Exercise objective
Retype everything in the listing, leaving each line exactly as it is.

--- start Extracted material ---

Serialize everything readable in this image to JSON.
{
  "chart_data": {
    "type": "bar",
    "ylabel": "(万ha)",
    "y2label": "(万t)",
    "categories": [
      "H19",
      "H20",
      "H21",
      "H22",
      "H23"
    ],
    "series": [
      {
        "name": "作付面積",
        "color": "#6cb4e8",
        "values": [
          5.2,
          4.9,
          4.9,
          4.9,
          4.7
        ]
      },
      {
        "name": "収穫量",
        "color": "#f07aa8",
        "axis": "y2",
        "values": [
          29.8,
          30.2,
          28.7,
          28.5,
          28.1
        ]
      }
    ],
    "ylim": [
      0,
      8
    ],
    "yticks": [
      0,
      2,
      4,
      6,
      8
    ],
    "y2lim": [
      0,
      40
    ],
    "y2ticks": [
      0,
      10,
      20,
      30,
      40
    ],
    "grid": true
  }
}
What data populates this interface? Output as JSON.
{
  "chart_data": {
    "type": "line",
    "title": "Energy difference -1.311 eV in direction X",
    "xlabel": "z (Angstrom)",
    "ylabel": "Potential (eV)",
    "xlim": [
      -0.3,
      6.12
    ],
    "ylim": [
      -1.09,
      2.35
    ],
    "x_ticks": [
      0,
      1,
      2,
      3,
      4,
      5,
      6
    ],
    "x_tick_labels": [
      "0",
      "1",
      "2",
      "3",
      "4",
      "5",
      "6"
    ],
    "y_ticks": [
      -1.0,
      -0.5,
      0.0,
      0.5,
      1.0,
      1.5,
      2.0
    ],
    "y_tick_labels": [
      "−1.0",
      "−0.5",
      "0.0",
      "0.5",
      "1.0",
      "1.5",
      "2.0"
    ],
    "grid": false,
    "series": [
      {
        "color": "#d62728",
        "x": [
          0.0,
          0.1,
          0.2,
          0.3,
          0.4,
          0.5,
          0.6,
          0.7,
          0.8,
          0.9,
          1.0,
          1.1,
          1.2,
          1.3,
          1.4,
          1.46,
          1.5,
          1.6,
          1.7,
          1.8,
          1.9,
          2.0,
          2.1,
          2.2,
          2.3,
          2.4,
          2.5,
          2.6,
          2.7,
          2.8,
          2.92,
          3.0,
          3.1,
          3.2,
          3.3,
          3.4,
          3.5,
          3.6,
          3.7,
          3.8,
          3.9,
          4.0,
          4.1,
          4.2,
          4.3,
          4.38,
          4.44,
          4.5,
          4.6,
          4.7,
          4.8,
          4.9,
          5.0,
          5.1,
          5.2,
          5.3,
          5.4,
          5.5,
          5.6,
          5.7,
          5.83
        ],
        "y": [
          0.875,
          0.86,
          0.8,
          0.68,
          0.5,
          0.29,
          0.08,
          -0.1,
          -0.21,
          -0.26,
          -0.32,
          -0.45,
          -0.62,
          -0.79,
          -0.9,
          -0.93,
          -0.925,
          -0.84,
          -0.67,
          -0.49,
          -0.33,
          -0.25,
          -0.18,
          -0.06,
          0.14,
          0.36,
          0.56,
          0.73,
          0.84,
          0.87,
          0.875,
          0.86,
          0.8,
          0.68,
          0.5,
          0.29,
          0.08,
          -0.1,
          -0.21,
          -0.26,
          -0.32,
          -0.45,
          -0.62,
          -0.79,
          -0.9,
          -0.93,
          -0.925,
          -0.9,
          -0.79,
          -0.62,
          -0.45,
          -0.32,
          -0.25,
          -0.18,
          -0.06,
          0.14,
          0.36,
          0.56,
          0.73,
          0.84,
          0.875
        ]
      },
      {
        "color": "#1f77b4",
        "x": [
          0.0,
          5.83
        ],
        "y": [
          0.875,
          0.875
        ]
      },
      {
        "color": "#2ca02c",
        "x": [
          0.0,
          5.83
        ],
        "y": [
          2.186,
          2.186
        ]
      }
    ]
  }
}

--- end Extracted material ---

Task solution
Serialize everything readable in this image to JSON.
{
  "chart_data": {
    "type": "bar",
    "ylabel": "(万ha)",
    "y2label": "(万t)",
    "categories": [
      "H19",
      "H20",
      "H21",
      "H22",
      "H23"
    ],
    "series": [
      {
        "name": "作付面積",
        "color": "#6cb4e8",
        "values": [
          5.2,
          4.9,
          4.9,
          4.9,
          4.7
        ]
      },
      {
        "name": "収穫量",
        "color": "#f07aa8",
        "axis": "y2",
        "values": [
          29.8,
          30.2,
          28.7,
          28.5,
          28.1
        ]
      }
    ],
    "ylim": [
      0,
      8
    ],
    "yticks": [
      0,
      2,
      4,
      6,
      8
    ],
    "y2lim": [
      0,
      40
    ],
    "y2ticks": [
      0,
      10,
      20,
      30,
      40
    ],
    "grid": true
  }
}
What data populates this interface? Output as JSON.
{
  "chart_data": {
    "type": "line",
    "title": "Energy difference -1.311 eV in direction X",
    "xlabel": "z (Angstrom)",
    "ylabel": "Potential (eV)",
    "xlim": [
      -0.3,
      6.12
    ],
    "ylim": [
      -1.09,
      2.35
    ],
    "x_ticks": [
      0,
      1,
      2,
      3,
      4,
      5,
      6
    ],
    "x_tick_labels": [
      "0",
      "1",
      "2",
      "3",
      "4",
      "5",
      "6"
    ],
    "y_ticks": [
      -1.0,
      -0.5,
      0.0,
      0.5,
      1.0,
      1.5,
      2.0
    ],
    "y_tick_labels": [
      "−1.0",
      "−0.5",
      "0.0",
      "0.5",
      "1.0",
      "1.5",
      "2.0"
    ],
    "grid": false,
    "series": [
      {
        "color": "#d62728",
        "x": [
          0.0,
          0.1,
          0.2,
          0.3,
          0.4,
          0.5,
          0.6,
          0.7,
          0.8,
          0.9,
          1.0,
          1.1,
          1.2,
          1.3,
          1.4,
          1.46,
          1.5,
          1.6,
          1.7,
          1.8,
          1.9,
          2.0,
          2.1,
          2.2,
          2.3,
          2.4,
          2.5,
          2.6,
          2.7,
          2.8,
          2.92,
          3.0,
          3.1,
          3.2,
          3.3,
          3.4,
          3.5,
          3.6,
          3.7,
          3.8,
          3.9,
          4.0,
          4.1,
          4.2,
          4.3,
          4.38,
          4.44,
          4.5,
          4.6,
          4.7,
          4.8,
          4.9,
          5.0,
          5.1,
          5.2,
          5.3,
          5.4,
          5.5,
          5.6,
          5.7,
          5.83
        ],
        "y": [
          0.875,
          0.86,
          0.8,
          0.68,
          0.5,
          0.29,
          0.08,
          -0.1,
          -0.21,
          -0.26,
          -0.32,
          -0.45,
          -0.62,
          -0.79,
          -0.9,
          -0.93,
          -0.925,
          -0.84,
          -0.67,
          -0.49,
          -0.33,
          -0.25,
          -0.18,
          -0.06,
          0.14,
          0.36,
          0.56,
          0.73,
          0.84,
          0.87,
          0.875,
          0.86,
          0.8,
          0.68,
          0.5,
          0.29,
          0.08,
          -0.1,
          -0.21,
          -0.26,
          -0.32,
          -0.45,
          -0.62,
          -0.79,
          -0.9,
          -0.93,
          -0.925,
          -0.9,
          -0.79,
          -0.62,
          -0.45,
          -0.32,
          -0.25,
          -0.18,
          -0.06,
          0.14,
          0.36,
          0.56,
          0.73,
          0.84,
          0.875
        ]
      },
      {
        "color": "#1f77b4",
        "x": [
          0.0,
          5.83
        ],
        "y": [
          0.875,
          0.875
        ]
      },
      {
        "color": "#2ca02c",
        "x": [
          0.0,
          5.83
        ],
        "y": [
          2.186,
          2.186
        ]
      }
    ]
  }
}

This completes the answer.